** start PROVIDED DATA **
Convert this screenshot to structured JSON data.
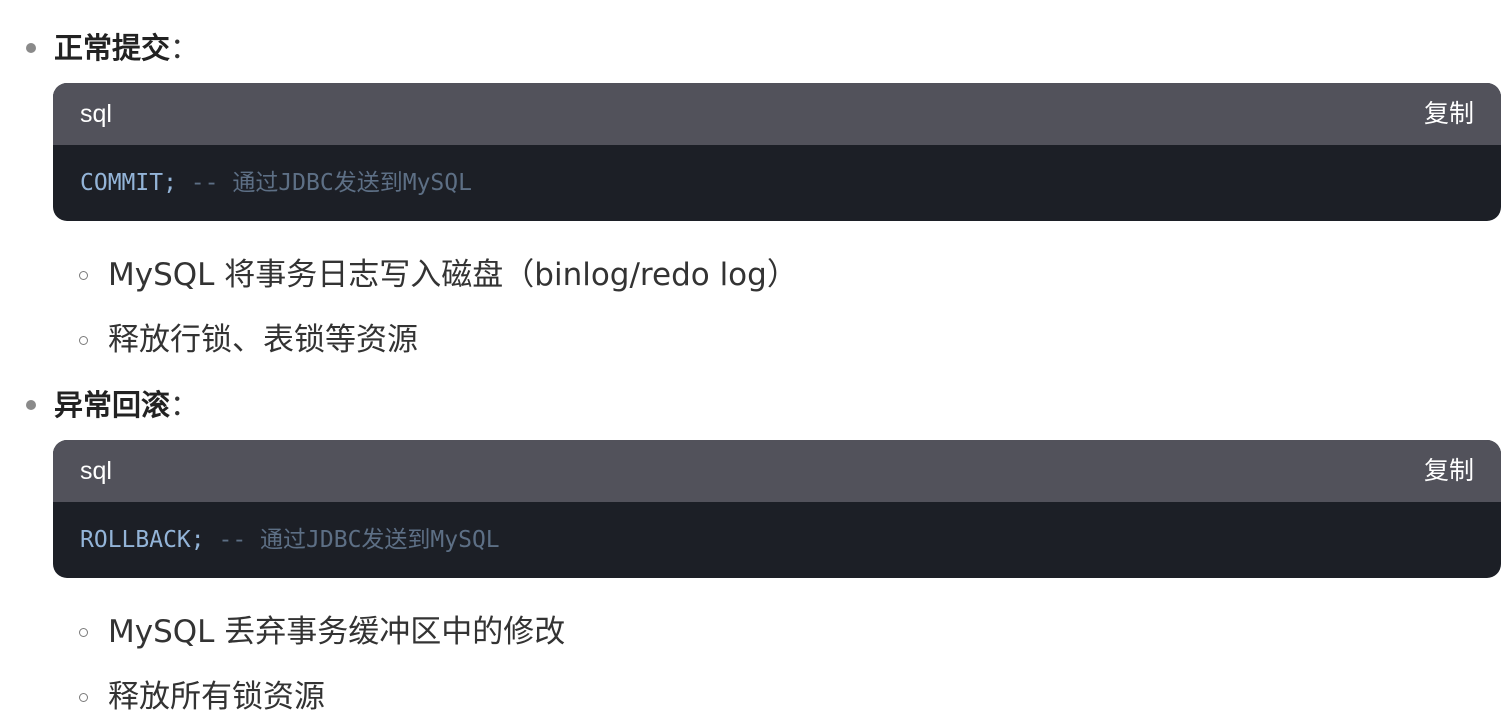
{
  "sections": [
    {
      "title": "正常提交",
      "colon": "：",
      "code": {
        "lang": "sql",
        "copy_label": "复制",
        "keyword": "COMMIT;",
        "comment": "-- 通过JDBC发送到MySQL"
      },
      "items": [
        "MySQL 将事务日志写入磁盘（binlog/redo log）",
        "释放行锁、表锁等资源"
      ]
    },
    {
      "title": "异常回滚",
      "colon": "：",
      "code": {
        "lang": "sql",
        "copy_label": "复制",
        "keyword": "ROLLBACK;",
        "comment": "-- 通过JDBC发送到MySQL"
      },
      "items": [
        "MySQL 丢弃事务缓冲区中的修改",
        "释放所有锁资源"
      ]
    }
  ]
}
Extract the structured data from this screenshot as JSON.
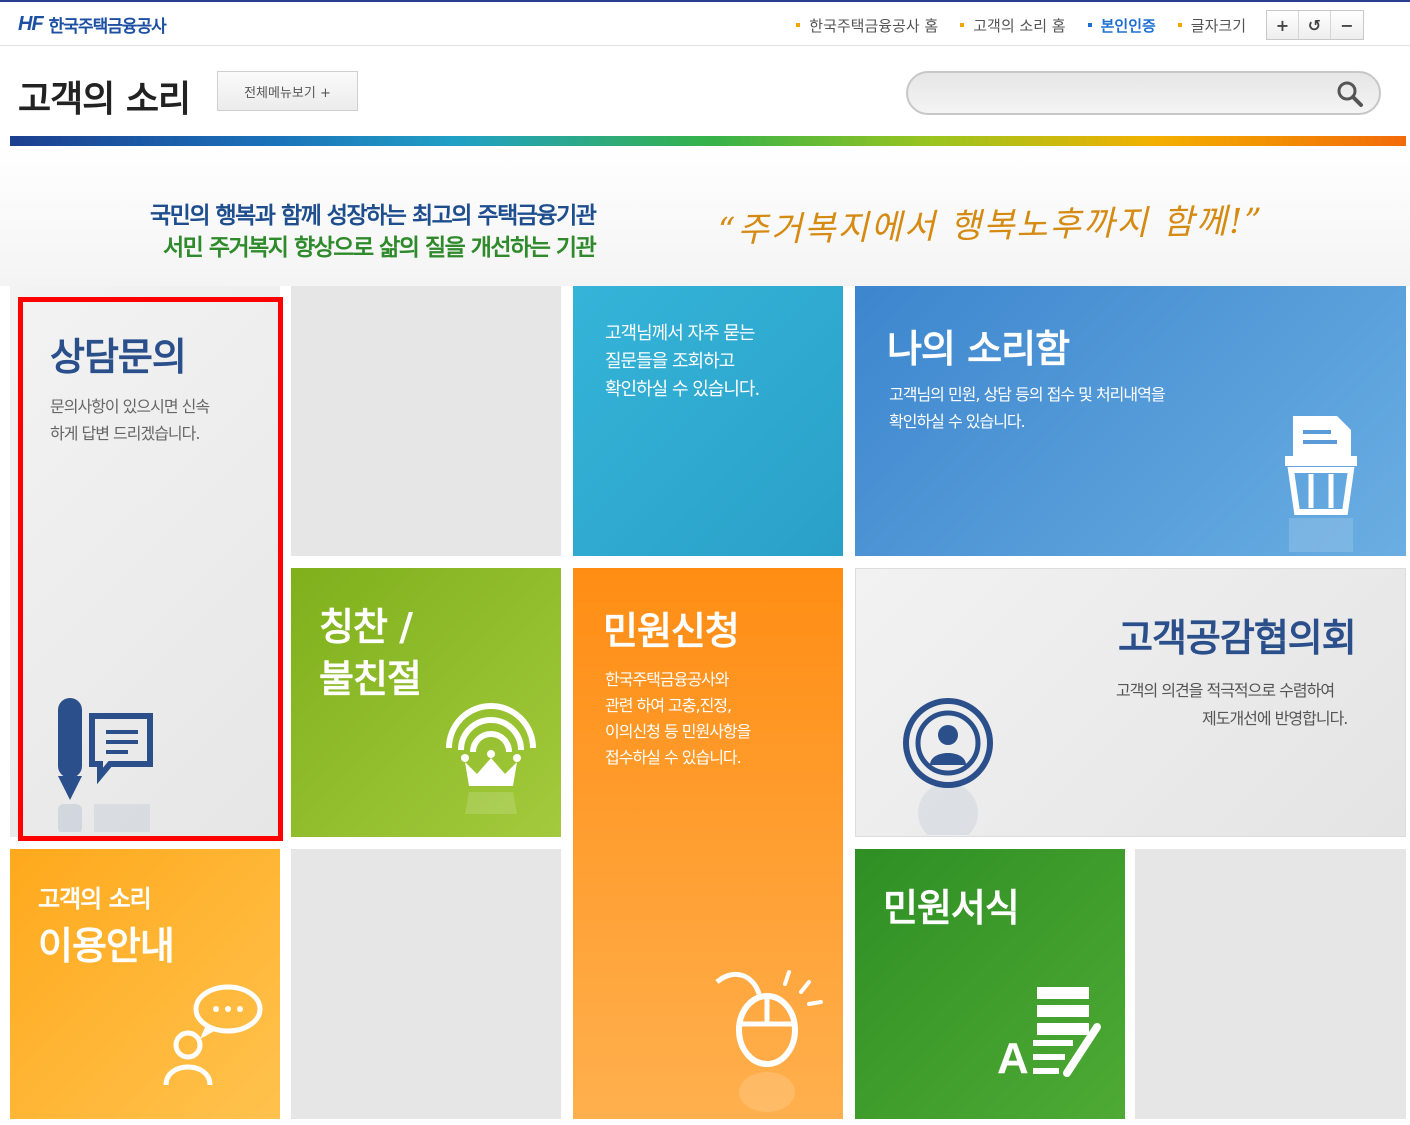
** end PROVIDED DATA **
** start PROVIDED DATA **
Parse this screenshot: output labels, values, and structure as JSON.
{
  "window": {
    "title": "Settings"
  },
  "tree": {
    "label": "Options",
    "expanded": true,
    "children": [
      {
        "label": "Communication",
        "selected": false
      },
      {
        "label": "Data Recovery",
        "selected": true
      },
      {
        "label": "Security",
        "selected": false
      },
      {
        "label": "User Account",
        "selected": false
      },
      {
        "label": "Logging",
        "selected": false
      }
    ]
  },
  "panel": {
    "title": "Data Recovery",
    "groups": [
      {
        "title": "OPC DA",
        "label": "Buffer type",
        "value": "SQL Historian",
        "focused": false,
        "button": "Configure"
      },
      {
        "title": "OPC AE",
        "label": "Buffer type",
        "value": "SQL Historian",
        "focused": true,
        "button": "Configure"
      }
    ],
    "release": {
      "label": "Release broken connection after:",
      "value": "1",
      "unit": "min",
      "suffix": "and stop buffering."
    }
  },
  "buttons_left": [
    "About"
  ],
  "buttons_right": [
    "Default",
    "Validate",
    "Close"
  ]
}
** end PROVIDED DATA **
EXERCISE
Keep the images out of the copy. Repeat word for word only the lines from the one containing "Convert this screenshot" through the one containing "Extract the structured", both ends included.

WORKED ANSWER
Convert this screenshot to structured JSON data.
{
  "sections": [
    {
      "title": "正常提交",
      "colon": "：",
      "code": {
        "lang": "sql",
        "copy_label": "复制",
        "keyword": "COMMIT;",
        "comment": "-- 通过JDBC发送到MySQL"
      },
      "items": [
        "MySQL 将事务日志写入磁盘（binlog/redo log）",
        "释放行锁、表锁等资源"
      ]
    },
    {
      "title": "异常回滚",
      "colon": "：",
      "code": {
        "lang": "sql",
        "copy_label": "复制",
        "keyword": "ROLLBACK;",
        "comment": "-- 通过JDBC发送到MySQL"
      },
      "items": [
        "MySQL 丢弃事务缓冲区中的修改",
        "释放所有锁资源"
      ]
    }
  ]
}
Extract the structured data from this screenshot as JSON.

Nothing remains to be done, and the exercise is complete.